* DATA TO PROCESS *
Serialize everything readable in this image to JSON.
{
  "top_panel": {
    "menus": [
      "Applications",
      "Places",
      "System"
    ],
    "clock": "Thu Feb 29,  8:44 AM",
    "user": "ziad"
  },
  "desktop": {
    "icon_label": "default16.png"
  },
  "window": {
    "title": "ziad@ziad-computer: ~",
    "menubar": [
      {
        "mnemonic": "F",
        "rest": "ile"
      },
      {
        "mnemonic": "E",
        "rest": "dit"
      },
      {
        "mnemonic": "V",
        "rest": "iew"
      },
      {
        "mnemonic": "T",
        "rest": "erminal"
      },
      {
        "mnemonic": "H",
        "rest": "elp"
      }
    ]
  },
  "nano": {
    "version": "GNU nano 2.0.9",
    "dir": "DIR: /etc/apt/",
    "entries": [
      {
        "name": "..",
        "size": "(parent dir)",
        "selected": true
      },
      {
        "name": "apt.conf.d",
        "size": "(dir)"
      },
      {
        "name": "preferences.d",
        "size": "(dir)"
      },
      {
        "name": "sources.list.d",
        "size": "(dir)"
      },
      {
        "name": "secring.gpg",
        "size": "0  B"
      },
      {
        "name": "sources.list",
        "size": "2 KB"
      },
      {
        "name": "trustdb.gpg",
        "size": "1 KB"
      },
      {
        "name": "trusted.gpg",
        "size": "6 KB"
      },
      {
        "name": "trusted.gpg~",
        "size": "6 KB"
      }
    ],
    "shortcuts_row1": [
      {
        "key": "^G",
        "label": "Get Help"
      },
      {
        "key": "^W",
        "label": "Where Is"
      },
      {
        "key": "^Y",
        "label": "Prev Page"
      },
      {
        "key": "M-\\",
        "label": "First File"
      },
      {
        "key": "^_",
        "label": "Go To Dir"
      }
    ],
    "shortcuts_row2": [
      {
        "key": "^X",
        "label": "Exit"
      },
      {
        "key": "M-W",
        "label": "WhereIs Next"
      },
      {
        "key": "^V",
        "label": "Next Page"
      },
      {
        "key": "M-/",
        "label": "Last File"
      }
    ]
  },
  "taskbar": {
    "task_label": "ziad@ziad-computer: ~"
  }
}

* WRITTEN REQUEST *
All lines holding the word "list" should be picked out and copied.

* PROBLEM SOLUTION *
        "name": "sources.list.d",
        "name": "sources.list",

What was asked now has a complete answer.